» Exercise details:
Whatever appears in the data below, copy it exactly.

### Data for review

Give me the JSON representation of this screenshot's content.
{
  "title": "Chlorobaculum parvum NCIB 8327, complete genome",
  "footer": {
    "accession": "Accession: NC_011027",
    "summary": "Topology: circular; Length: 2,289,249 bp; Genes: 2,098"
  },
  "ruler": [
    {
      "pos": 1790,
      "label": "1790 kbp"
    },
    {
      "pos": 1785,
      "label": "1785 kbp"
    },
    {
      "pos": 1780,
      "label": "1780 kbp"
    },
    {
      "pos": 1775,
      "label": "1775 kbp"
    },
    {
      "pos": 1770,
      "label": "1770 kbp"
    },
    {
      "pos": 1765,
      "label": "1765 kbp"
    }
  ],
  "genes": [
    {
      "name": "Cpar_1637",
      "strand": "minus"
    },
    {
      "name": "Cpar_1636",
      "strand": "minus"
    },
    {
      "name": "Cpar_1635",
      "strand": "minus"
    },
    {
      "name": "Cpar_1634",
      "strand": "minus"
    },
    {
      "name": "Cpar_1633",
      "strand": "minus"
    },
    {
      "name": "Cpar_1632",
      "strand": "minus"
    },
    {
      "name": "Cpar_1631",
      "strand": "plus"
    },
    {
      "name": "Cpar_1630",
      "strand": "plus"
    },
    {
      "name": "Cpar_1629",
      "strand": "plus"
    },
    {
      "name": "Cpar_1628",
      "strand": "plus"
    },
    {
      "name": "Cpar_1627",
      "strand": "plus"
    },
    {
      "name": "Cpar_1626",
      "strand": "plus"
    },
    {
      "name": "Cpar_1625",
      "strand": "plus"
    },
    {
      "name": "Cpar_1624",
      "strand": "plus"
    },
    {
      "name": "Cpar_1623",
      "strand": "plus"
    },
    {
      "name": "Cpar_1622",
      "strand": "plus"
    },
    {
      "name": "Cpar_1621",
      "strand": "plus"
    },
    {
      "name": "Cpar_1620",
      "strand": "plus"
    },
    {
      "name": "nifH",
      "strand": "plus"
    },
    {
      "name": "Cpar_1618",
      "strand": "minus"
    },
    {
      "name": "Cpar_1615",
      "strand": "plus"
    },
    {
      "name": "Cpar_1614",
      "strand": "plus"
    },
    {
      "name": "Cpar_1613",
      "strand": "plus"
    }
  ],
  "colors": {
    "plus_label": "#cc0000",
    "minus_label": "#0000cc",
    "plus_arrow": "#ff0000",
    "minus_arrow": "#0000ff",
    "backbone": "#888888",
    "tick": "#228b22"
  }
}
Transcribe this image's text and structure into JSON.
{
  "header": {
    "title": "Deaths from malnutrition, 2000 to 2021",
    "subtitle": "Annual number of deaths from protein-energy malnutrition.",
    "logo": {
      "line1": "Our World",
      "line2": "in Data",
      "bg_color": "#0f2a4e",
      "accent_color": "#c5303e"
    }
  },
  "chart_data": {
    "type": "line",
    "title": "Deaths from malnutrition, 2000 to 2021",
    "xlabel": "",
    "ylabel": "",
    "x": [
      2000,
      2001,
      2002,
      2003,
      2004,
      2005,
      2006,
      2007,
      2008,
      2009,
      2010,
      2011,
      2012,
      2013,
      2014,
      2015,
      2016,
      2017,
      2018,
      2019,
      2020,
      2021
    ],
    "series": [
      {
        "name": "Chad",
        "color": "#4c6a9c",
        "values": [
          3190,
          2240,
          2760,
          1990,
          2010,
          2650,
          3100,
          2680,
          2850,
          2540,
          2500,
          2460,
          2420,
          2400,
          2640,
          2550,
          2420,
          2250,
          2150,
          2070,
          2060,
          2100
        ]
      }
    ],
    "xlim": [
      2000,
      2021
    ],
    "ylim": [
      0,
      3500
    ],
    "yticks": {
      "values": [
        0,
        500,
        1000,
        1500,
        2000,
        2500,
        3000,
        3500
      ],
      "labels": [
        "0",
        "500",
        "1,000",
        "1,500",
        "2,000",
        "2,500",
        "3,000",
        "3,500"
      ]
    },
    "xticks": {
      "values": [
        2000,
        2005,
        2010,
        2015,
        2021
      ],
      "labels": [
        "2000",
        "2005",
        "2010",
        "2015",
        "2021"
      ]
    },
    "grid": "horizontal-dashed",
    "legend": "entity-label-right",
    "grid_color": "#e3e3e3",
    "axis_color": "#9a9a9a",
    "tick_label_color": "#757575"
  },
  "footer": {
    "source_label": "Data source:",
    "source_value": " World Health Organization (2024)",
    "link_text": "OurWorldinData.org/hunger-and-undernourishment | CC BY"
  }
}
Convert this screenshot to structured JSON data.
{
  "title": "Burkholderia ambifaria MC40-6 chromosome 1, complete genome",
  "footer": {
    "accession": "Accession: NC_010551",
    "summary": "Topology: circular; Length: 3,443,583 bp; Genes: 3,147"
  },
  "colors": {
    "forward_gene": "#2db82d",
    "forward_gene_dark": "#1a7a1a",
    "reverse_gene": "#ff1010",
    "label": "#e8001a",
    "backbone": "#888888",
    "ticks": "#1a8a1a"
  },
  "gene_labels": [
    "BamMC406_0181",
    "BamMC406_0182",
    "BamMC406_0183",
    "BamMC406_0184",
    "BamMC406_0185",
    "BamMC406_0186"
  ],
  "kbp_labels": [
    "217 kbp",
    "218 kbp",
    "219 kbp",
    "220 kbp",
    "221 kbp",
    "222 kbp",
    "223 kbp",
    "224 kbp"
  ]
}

######

» Result for this exercise:
Give me the JSON representation of this screenshot's content.
{
  "title": "Chlorobaculum parvum NCIB 8327, complete genome",
  "footer": {
    "accession": "Accession: NC_011027",
    "summary": "Topology: circular; Length: 2,289,249 bp; Genes: 2,098"
  },
  "ruler": [
    {
      "pos": 1790,
      "label": "1790 kbp"
    },
    {
      "pos": 1785,
      "label": "1785 kbp"
    },
    {
      "pos": 1780,
      "label": "1780 kbp"
    },
    {
      "pos": 1775,
      "label": "1775 kbp"
    },
    {
      "pos": 1770,
      "label": "1770 kbp"
    },
    {
      "pos": 1765,
      "label": "1765 kbp"
    }
  ],
  "genes": [
    {
      "name": "Cpar_1637",
      "strand": "minus"
    },
    {
      "name": "Cpar_1636",
      "strand": "minus"
    },
    {
      "name": "Cpar_1635",
      "strand": "minus"
    },
    {
      "name": "Cpar_1634",
      "strand": "minus"
    },
    {
      "name": "Cpar_1633",
      "strand": "minus"
    },
    {
      "name": "Cpar_1632",
      "strand": "minus"
    },
    {
      "name": "Cpar_1631",
      "strand": "plus"
    },
    {
      "name": "Cpar_1630",
      "strand": "plus"
    },
    {
      "name": "Cpar_1629",
      "strand": "plus"
    },
    {
      "name": "Cpar_1628",
      "strand": "plus"
    },
    {
      "name": "Cpar_1627",
      "strand": "plus"
    },
    {
      "name": "Cpar_1626",
      "strand": "plus"
    },
    {
      "name": "Cpar_1625",
      "strand": "plus"
    },
    {
      "name": "Cpar_1624",
      "strand": "plus"
    },
    {
      "name": "Cpar_1623",
      "strand": "plus"
    },
    {
      "name": "Cpar_1622",
      "strand": "plus"
    },
    {
      "name": "Cpar_1621",
      "strand": "plus"
    },
    {
      "name": "Cpar_1620",
      "strand": "plus"
    },
    {
      "name": "nifH",
      "strand": "plus"
    },
    {
      "name": "Cpar_1618",
      "strand": "minus"
    },
    {
      "name": "Cpar_1615",
      "strand": "plus"
    },
    {
      "name": "Cpar_1614",
      "strand": "plus"
    },
    {
      "name": "Cpar_1613",
      "strand": "plus"
    }
  ],
  "colors": {
    "plus_label": "#cc0000",
    "minus_label": "#0000cc",
    "plus_arrow": "#ff0000",
    "minus_arrow": "#0000ff",
    "backbone": "#888888",
    "tick": "#228b22"
  }
}
Transcribe this image's text and structure into JSON.
{
  "header": {
    "title": "Deaths from malnutrition, 2000 to 2021",
    "subtitle": "Annual number of deaths from protein-energy malnutrition.",
    "logo": {
      "line1": "Our World",
      "line2": "in Data",
      "bg_color": "#0f2a4e",
      "accent_color": "#c5303e"
    }
  },
  "chart_data": {
    "type": "line",
    "title": "Deaths from malnutrition, 2000 to 2021",
    "xlabel": "",
    "ylabel": "",
    "x": [
      2000,
      2001,
      2002,
      2003,
      2004,
      2005,
      2006,
      2007,
      2008,
      2009,
      2010,
      2011,
      2012,
      2013,
      2014,
      2015,
      2016,
      2017,
      2018,
      2019,
      2020,
      2021
    ],
    "series": [
      {
        "name": "Chad",
        "color": "#4c6a9c",
        "values": [
          3190,
          2240,
          2760,
          1990,
          2010,
          2650,
          3100,
          2680,
          2850,
          2540,
          2500,
          2460,
          2420,
          2400,
          2640,
          2550,
          2420,
          2250,
          2150,
          2070,
          2060,
          2100
        ]
      }
    ],
    "xlim": [
      2000,
      2021
    ],
    "ylim": [
      0,
      3500
    ],
    "yticks": {
      "values": [
        0,
        500,
        1000,
        1500,
        2000,
        2500,
        3000,
        3500
      ],
      "labels": [
        "0",
        "500",
        "1,000",
        "1,500",
        "2,000",
        "2,500",
        "3,000",
        "3,500"
      ]
    },
    "xticks": {
      "values": [
        2000,
        2005,
        2010,
        2015,
        2021
      ],
      "labels": [
        "2000",
        "2005",
        "2010",
        "2015",
        "2021"
      ]
    },
    "grid": "horizontal-dashed",
    "legend": "entity-label-right",
    "grid_color": "#e3e3e3",
    "axis_color": "#9a9a9a",
    "tick_label_color": "#757575"
  },
  "footer": {
    "source_label": "Data source:",
    "source_value": " World Health Organization (2024)",
    "link_text": "OurWorldinData.org/hunger-and-undernourishment | CC BY"
  }
}
Convert this screenshot to structured JSON data.
{
  "title": "Burkholderia ambifaria MC40-6 chromosome 1, complete genome",
  "footer": {
    "accession": "Accession: NC_010551",
    "summary": "Topology: circular; Length: 3,443,583 bp; Genes: 3,147"
  },
  "colors": {
    "forward_gene": "#2db82d",
    "forward_gene_dark": "#1a7a1a",
    "reverse_gene": "#ff1010",
    "label": "#e8001a",
    "backbone": "#888888",
    "ticks": "#1a8a1a"
  },
  "gene_labels": [
    "BamMC406_0181",
    "BamMC406_0182",
    "BamMC406_0183",
    "BamMC406_0184",
    "BamMC406_0185",
    "BamMC406_0186"
  ],
  "kbp_labels": [
    "217 kbp",
    "218 kbp",
    "219 kbp",
    "220 kbp",
    "221 kbp",
    "222 kbp",
    "223 kbp",
    "224 kbp"
  ]
}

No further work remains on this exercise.